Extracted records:
------------
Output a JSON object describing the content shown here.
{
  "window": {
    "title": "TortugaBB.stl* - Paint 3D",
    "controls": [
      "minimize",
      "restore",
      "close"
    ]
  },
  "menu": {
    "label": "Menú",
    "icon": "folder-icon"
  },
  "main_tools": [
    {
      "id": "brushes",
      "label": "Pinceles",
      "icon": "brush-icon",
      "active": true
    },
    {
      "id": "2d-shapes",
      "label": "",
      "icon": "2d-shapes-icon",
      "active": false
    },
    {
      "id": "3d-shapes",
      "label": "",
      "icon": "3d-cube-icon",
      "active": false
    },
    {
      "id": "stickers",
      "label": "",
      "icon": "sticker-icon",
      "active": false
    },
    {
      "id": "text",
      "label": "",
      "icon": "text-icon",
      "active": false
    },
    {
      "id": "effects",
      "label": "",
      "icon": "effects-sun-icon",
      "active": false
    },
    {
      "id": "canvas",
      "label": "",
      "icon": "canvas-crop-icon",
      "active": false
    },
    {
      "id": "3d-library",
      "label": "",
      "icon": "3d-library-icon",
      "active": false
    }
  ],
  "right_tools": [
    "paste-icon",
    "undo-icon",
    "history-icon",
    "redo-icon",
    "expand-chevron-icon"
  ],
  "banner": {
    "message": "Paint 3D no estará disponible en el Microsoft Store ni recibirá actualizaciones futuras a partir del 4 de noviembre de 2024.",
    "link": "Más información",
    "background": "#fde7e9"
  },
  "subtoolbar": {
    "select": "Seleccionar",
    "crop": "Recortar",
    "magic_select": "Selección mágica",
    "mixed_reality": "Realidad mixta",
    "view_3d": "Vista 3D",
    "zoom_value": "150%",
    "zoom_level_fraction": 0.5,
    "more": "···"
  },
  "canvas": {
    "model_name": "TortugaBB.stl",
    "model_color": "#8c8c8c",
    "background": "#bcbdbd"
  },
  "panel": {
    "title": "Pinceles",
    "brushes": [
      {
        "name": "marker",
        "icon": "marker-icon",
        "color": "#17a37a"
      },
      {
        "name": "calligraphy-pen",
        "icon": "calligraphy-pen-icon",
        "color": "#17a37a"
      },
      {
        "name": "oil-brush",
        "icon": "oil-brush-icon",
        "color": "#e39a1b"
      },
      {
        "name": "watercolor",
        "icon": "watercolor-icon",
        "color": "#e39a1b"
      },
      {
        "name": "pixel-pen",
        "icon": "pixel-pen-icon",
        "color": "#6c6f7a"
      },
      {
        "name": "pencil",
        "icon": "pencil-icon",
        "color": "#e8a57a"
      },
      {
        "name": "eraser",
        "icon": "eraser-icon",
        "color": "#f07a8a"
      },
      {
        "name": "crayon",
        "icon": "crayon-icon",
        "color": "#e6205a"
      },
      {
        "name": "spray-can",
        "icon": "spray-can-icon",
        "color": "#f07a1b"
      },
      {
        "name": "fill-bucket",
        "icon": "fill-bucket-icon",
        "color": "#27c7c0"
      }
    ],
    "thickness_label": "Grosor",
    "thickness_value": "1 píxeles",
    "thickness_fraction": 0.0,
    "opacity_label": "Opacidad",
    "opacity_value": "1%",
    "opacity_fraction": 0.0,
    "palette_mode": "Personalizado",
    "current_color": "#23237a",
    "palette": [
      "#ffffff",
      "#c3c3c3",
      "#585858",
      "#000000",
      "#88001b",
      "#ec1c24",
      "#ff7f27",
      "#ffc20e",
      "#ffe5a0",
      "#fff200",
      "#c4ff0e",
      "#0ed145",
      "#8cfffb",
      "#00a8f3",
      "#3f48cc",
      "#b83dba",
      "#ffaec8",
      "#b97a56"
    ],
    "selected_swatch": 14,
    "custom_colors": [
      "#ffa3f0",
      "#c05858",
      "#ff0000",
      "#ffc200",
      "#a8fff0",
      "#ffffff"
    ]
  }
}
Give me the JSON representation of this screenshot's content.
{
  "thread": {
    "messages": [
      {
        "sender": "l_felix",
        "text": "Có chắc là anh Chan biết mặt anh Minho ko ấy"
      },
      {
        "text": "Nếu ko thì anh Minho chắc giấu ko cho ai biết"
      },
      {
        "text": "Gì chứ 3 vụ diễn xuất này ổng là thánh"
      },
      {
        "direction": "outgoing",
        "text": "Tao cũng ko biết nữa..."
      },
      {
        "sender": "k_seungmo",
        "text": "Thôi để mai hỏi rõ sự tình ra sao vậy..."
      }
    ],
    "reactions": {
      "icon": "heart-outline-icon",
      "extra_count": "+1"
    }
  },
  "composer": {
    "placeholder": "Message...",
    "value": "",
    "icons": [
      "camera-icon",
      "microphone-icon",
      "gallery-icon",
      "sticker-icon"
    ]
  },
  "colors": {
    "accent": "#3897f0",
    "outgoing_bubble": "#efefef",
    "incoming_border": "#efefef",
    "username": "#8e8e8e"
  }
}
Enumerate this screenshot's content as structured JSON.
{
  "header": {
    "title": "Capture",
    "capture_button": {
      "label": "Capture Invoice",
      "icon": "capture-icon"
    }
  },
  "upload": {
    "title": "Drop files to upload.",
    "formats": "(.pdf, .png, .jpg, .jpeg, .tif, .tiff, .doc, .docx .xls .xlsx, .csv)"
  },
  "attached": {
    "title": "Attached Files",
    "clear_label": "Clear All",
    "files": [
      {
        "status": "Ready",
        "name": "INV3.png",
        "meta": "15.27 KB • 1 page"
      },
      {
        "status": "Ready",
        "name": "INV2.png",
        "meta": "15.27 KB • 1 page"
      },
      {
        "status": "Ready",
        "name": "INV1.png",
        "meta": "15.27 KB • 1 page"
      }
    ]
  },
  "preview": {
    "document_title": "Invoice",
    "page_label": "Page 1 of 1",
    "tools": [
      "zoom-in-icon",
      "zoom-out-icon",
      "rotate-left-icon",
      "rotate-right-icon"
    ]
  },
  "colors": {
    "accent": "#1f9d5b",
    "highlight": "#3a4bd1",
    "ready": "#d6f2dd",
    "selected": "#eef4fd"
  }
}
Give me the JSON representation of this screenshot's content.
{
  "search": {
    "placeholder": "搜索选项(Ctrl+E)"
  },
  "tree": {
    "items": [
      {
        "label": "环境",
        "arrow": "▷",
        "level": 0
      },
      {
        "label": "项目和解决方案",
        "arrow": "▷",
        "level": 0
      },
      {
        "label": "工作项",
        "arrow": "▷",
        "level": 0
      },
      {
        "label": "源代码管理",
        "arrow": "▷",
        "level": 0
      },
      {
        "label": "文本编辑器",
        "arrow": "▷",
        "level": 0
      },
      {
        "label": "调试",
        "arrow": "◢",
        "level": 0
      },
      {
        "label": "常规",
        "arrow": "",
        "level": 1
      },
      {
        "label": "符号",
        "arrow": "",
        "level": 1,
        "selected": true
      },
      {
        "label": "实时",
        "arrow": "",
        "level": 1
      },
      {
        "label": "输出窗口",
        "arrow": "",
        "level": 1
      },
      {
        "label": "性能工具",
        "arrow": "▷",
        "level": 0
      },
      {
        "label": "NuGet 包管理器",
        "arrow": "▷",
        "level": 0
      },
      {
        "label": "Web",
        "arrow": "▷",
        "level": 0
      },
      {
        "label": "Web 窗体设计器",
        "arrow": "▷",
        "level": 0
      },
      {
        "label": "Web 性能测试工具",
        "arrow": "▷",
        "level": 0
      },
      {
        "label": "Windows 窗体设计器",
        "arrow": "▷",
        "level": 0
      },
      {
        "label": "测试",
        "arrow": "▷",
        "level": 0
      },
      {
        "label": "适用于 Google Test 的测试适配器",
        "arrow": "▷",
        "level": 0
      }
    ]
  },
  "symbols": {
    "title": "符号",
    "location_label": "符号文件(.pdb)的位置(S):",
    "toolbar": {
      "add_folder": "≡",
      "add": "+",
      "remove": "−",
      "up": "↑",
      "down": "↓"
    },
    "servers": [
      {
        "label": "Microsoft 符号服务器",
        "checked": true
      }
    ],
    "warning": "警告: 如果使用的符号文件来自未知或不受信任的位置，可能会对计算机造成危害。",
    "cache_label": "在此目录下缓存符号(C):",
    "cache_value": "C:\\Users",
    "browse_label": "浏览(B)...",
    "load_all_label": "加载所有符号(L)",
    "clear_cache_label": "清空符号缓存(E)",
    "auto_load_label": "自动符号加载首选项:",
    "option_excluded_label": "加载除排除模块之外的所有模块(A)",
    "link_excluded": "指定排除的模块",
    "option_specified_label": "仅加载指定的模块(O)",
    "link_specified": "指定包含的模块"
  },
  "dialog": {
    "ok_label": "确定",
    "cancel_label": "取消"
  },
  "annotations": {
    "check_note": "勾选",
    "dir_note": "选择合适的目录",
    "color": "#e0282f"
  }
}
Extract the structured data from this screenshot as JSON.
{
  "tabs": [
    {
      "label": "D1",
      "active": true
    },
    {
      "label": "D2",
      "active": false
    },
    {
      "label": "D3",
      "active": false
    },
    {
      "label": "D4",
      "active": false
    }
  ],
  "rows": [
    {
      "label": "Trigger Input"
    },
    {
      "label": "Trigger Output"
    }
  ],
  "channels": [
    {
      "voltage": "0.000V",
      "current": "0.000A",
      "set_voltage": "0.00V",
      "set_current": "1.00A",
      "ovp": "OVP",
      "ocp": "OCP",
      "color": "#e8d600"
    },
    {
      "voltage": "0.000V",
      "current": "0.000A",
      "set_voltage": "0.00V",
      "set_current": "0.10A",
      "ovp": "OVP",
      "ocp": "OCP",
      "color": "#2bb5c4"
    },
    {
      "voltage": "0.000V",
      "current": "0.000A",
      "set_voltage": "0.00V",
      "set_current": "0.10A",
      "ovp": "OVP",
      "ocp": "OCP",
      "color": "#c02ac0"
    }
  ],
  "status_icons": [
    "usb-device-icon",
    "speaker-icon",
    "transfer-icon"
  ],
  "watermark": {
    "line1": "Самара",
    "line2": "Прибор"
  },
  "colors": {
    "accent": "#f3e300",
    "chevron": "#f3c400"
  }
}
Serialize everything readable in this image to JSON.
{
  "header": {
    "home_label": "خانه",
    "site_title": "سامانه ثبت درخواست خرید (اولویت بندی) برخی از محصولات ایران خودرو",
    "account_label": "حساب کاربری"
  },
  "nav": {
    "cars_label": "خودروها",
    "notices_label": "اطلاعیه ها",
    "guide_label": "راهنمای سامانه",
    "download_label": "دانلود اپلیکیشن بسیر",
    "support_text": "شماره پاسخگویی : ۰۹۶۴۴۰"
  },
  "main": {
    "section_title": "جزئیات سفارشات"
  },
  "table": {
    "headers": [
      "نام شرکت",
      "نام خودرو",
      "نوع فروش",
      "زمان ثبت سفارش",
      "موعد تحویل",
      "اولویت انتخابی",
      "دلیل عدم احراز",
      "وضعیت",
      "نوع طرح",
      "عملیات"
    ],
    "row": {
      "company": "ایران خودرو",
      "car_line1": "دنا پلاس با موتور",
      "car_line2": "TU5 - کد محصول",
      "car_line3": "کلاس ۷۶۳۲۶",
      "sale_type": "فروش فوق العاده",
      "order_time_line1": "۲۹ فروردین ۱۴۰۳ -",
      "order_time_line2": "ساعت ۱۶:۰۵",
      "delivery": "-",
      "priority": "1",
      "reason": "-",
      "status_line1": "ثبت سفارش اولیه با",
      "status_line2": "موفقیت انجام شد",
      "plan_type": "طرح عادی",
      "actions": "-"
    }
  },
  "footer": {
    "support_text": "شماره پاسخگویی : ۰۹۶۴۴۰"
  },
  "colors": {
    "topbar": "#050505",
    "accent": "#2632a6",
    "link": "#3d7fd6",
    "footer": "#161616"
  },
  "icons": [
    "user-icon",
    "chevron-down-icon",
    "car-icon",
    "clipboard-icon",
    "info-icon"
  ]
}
------------
→ **Your objective**: Find the lines above that contain the word "ایران" and collect them.

→ **In response**:
    "site_title": "سامانه ثبت درخواست خرید (اولویت بندی) برخی از محصولات ایران خودرو",
      "company": "ایران خودرو",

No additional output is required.